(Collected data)

════════════════════

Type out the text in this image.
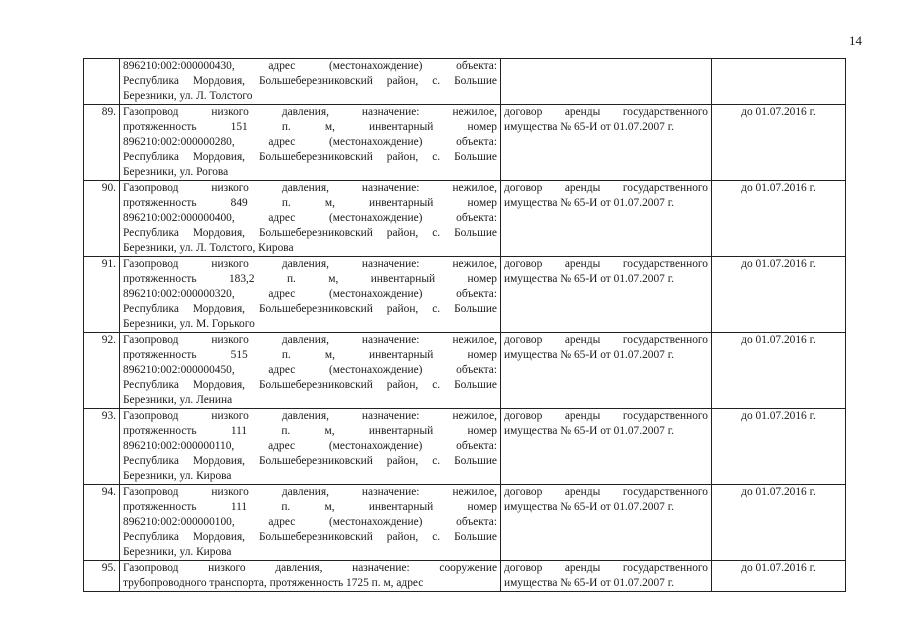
14

	896210:002:000000430, адрес (местонахождение) объекта:
Республика Мордовия, Большеберезниковский район, с. Большие
Березники, ул. Л. Толстого		

89.	Газопровод низкого давления, назначение: нежилое,
протяженность 151 п. м, инвентарный номер
896210:002:000000280, адрес (местонахождение) объекта:
Республика Мордовия, Большеберезниковский район, с. Большие
Березники, ул. Рогова	договор аренды государственного
имущества № 65-И от 01.07.2007 г.	до 01.07.2016 г.
90.	Газопровод низкого давления, назначение: нежилое,
протяженность 849 п. м, инвентарный номер
896210:002:000000400, адрес (местонахождение) объекта:
Республика Мордовия, Большеберезниковский район, с. Большие
Березники, ул. Л. Толстого, Кирова	договор аренды государственного
имущества № 65-И от 01.07.2007 г.	до 01.07.2016 г.
91.	Газопровод низкого давления, назначение: нежилое,
протяженность 183,2 п. м, инвентарный номер
896210:002:000000320, адрес (местонахождение) объекта:
Республика Мордовия, Большеберезниковский район, с. Большие
Березники, ул. М. Горького	договор аренды государственного
имущества № 65-И от 01.07.2007 г.	до 01.07.2016 г.
92.	Газопровод низкого давления, назначение: нежилое,
протяженность 515 п. м, инвентарный номер
896210:002:000000450, адрес (местонахождение) объекта:
Республика Мордовия, Большеберезниковский район, с. Большие
Березники, ул. Ленина	договор аренды государственного
имущества № 65-И от 01.07.2007 г.	до 01.07.2016 г.
93.	Газопровод низкого давления, назначение: нежилое,
протяженность 111 п. м, инвентарный номер
896210:002:000000110, адрес (местонахождение) объекта:
Республика Мордовия, Большеберезниковский район, с. Большие
Березники, ул. Кирова	договор аренды государственного
имущества № 65-И от 01.07.2007 г.	до 01.07.2016 г.
94.	Газопровод низкого давления, назначение: нежилое,
протяженность 111 п. м, инвентарный номер
896210:002:000000100, адрес (местонахождение) объекта:
Республика Мордовия, Большеберезниковский район, с. Большие
Березники, ул. Кирова	договор аренды государственного
имущества № 65-И от 01.07.2007 г.	до 01.07.2016 г.
95.	Газопровод низкого давления, назначение: сооружение
трубопроводного транспорта, протяженность 1725 п. м, адрес	договор аренды государственного
имущества № 65-И от 01.07.2007 г.	до 01.07.2016 г.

════════════════════

** WHAT THIS TASK INVOLVES **
From the listing above, copy every line that includes the word "Толстого".

** THE OUTPUT **
Березники, ул. Л. Толстого		
Березники, ул. Л. Толстого, Кирова	договор аренды государственного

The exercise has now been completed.